---------- EXTRACT PROVIDED

= Matt Goias =

American music producer (born 1977)

Matt Goias (born October 12, 1977) is a New York City-based entrepreneur, music producer and writer.

==Early years==
Matt Goias was born in Edison, New Jersey and spent his childhood and teenage years living in New Jersey and New York. He began collecting records and djing at the age of 11, and spun in a Manhattan nightclub for the first time at age 14.

As a teenager he went on to co-found the weekly hip-hop party Indie 5000 (along with DJ Max Glazer, artist Stephen “ESPO” Powers, and Ari Forman of On The Go Magazine). With Goias at the helm, Indie 5000 hosted weekly, celebrity, guest DJs including Cipha Sounds, Peanut Butter Wolf, PF Cuttin, Lord Finesse, DJ Premier, Kid Capri, DJ Soul, Lord Sear, and Prince Paul. At 22 years old, Goias was profiled by Vogue Magazine and named the “Jack of Clubs” for his work on the cultural scene.

==Marketing career==
Goias is currently a partner of The Class Trip Corporation, a marketing entity based in New York City.

==Musical production==
In 2003, Goias help found the hit musical group FannyPack. The band's hit single Cameltoe described the female apparel phenomenon and was number one on Carson Daly's Total Request Live radio show for five consecutive weeks. Signed to Tommy Boy Records, the group released two critically praised albums. The first was 2003's So Stylistic, which was followed in 2005 by See You Next Tuesday. By 2005, the band had performed in 15 countries and received hundreds of articles in publications around the globe.

Goias reunited with DJ Fancy as well as DJ Max Glazer to form 'Business Class', a music development entity.

==Other concepts==
Recently, Goias and artist Steve Powers collaborated on an art show in Paris’ Colette boutique entitle L’Attraction de la Boue to commemorate World Aids Day 2009.

--------------------
---------- EXTRACTED DATA

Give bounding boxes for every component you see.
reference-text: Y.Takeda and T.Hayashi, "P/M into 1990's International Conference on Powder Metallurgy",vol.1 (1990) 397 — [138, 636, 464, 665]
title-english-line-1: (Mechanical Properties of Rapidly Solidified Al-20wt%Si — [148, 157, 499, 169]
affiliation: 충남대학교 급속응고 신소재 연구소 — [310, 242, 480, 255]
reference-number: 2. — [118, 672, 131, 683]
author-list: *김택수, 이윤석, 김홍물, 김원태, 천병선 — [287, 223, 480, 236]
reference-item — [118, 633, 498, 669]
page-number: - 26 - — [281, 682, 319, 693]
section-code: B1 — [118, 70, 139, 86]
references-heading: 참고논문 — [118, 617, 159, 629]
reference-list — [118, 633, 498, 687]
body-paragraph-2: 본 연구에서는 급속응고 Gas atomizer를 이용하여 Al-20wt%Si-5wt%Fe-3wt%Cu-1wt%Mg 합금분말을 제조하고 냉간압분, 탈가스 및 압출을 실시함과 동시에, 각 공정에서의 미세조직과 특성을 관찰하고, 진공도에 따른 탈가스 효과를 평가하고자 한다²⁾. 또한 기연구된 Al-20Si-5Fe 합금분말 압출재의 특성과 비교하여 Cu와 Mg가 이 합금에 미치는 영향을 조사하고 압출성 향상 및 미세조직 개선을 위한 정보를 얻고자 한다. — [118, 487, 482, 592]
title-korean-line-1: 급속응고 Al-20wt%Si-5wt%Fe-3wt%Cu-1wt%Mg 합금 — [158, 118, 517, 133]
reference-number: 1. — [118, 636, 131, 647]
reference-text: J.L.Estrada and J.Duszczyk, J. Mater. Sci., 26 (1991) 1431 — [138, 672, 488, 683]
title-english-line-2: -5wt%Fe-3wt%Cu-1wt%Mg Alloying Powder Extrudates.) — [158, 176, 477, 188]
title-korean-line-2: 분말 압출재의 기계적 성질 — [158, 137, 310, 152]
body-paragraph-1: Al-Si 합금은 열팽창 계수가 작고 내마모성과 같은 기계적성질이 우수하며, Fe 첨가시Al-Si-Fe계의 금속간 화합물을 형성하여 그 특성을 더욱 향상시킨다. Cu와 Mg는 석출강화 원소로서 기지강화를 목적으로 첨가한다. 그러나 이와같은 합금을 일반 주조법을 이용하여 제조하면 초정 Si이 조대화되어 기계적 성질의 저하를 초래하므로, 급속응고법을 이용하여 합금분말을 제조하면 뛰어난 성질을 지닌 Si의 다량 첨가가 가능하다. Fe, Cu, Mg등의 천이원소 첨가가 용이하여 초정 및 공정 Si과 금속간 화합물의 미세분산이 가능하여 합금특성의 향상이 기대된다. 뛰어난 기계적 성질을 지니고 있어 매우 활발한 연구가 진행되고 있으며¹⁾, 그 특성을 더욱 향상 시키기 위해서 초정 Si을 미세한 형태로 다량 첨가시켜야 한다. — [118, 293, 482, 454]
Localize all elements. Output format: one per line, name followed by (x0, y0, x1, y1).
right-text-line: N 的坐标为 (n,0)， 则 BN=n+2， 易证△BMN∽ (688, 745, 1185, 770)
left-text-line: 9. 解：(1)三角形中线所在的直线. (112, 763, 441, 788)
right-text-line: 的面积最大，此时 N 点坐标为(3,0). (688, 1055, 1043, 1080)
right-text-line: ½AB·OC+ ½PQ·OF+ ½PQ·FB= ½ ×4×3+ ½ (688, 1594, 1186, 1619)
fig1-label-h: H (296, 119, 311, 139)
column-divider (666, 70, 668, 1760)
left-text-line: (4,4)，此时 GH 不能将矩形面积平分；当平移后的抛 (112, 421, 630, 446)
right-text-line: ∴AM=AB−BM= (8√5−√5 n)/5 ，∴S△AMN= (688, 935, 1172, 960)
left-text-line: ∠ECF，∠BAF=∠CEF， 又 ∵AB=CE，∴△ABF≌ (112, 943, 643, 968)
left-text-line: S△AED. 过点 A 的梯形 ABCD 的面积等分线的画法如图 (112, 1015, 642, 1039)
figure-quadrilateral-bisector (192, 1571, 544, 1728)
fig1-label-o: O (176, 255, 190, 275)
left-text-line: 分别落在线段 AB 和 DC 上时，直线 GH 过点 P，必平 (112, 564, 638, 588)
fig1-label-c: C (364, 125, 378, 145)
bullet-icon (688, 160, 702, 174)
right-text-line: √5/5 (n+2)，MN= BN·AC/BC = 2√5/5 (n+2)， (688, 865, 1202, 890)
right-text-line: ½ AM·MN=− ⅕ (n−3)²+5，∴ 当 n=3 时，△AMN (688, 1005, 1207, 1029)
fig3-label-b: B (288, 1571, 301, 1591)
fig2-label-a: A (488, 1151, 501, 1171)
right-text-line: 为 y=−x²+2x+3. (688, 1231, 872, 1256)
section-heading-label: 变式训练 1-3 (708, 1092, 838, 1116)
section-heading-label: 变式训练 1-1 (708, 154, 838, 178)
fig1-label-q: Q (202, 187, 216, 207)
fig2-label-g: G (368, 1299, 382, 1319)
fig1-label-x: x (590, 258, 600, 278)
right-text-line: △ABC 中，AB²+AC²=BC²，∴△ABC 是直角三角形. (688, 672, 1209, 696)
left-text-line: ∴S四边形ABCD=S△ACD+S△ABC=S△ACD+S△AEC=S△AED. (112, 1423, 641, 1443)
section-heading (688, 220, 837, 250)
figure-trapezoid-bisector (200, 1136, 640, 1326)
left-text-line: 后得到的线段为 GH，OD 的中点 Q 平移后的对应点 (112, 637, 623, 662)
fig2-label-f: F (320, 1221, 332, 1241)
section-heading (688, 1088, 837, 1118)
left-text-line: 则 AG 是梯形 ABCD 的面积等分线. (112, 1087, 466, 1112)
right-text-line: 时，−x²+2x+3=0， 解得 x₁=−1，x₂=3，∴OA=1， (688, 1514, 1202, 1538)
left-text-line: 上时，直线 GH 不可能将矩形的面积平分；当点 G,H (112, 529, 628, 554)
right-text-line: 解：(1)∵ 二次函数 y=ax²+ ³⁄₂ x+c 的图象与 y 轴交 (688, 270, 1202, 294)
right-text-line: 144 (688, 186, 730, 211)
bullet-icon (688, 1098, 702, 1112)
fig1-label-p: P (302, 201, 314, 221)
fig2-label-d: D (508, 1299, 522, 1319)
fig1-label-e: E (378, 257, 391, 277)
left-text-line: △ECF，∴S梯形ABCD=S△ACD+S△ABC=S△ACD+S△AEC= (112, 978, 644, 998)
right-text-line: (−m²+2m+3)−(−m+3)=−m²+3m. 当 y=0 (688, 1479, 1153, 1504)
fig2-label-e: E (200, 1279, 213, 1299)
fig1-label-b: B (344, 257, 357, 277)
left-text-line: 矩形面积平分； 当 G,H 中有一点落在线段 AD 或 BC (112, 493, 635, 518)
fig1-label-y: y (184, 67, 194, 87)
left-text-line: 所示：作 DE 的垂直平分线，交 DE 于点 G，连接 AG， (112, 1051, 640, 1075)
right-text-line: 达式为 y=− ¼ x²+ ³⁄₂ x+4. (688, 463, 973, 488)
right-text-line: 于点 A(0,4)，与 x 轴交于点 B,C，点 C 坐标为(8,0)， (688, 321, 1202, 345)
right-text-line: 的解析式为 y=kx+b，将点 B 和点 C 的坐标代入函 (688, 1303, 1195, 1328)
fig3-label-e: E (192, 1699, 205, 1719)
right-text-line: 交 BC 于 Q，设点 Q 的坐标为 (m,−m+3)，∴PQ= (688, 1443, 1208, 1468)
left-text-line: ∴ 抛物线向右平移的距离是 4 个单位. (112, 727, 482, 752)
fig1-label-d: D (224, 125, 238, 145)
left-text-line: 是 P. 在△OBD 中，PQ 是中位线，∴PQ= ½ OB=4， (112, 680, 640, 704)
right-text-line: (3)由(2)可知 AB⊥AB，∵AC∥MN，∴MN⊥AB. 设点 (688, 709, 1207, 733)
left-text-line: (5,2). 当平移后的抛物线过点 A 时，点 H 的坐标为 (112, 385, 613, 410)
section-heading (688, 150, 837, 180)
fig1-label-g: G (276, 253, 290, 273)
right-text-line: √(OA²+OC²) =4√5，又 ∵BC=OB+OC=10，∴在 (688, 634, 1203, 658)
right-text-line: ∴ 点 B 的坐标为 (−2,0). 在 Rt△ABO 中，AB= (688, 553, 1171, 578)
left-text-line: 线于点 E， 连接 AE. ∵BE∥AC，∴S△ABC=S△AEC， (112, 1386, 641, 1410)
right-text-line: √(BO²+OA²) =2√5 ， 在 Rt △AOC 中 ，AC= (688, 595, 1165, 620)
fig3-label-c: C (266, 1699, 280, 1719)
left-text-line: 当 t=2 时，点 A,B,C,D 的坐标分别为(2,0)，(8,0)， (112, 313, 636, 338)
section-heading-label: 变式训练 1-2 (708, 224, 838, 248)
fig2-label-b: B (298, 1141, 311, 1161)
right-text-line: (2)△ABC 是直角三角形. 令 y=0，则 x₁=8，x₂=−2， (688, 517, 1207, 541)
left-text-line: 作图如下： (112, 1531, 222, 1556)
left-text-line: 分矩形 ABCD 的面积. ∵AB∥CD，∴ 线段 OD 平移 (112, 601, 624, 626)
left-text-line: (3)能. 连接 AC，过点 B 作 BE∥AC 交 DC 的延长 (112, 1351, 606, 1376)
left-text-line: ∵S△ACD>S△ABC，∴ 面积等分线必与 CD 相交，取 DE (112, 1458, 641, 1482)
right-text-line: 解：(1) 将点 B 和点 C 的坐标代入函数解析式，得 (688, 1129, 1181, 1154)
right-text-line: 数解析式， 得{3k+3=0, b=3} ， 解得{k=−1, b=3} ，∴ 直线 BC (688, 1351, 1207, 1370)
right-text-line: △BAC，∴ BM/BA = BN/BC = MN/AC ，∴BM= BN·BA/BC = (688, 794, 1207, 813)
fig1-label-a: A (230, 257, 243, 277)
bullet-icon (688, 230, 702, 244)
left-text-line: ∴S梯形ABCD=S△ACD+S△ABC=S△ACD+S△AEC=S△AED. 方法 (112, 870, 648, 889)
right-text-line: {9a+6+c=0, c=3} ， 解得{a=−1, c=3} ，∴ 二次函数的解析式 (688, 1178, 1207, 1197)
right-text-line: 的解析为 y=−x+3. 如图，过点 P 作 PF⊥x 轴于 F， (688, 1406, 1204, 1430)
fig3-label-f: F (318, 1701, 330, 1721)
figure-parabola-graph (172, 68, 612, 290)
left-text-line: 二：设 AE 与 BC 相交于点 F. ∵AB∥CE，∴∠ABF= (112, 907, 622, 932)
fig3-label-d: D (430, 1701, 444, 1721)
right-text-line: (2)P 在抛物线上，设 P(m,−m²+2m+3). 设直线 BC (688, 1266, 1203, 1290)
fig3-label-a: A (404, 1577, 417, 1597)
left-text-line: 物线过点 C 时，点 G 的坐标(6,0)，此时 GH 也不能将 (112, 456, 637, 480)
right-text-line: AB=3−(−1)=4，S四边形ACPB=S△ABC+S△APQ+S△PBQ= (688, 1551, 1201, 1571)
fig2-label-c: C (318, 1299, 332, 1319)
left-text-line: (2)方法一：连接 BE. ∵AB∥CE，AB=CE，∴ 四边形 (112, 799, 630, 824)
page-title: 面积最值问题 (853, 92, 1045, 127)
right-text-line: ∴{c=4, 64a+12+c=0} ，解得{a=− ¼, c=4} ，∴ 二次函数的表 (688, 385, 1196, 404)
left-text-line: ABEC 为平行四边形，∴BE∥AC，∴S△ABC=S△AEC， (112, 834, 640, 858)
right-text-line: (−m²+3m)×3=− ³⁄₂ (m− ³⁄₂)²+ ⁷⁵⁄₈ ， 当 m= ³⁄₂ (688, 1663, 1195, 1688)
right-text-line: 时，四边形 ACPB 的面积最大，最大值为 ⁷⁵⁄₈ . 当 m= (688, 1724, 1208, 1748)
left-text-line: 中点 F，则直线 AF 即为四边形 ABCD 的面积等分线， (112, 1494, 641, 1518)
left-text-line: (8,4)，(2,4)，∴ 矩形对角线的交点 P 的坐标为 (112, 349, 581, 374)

--------------------

● REQUIRED TASKS:
• A. Condense the paragraph of the Matt Goias article that begins "As a teenager he went on to co-found" into a short bulleted list that keeps its main facts.
• B. Carry the Matt Goias article forward from its final sentence, writing the next part in the same plain encyclopedic style.

● OUTPUTS BY TASK:
• A.
- As a teenager, Goias co-founded Indie 5000, a weekly hip-hop party, with DJ Max Glazer, artist Stephen "ESPO" Powers and Ari Forman of On The Go Magazine.
- Under his lead, the party hosted celebrity guest DJs each week, including Cipha Sounds, Peanut Butter Wolf, PF Cuttin, Lord Finesse, DJ Premier, Kid Capri, DJ Soul, Lord Sear and Prince Paul.
- At 22, he was profiled by Vogue Magazine and called the "Jack of Clubs" for his work on the cultural scene.

• B.
===The Bench===
Goias, along with Max Glazer, Ari Saal Forman, and Fancy, garnered media attention with the creation of "The Bench" on the corner of Houston and Orchard Streets in New York City. The conceptual piece was an exercise in "creating something out of nothing meant to raise questions about what exactly it is that makes an event or place "cool" or "relevant." The goal was to prove that with the right combination of attendees, artwork, location, and viral propaganda, the artists involved would be able to make nothing at all, four friends sitting on a bench, the "coolest" party in New York City. The “event” was covered extensively by Gawker, Time Out New York, Gothamist, AdBusters, and The New York Observer. Goias and The Bench were featured on the cover of the Arts and Culture section of The New York Observer on August 7, 2007.

==Published work==
As a writer, Goias has written a monthly column called "Sexytime Explosion" in Mass Appeal Magazine and one called "The Gospel According to Matthew" in Missbehave Magazine. He has also contributed to Complex Magazine and YRB.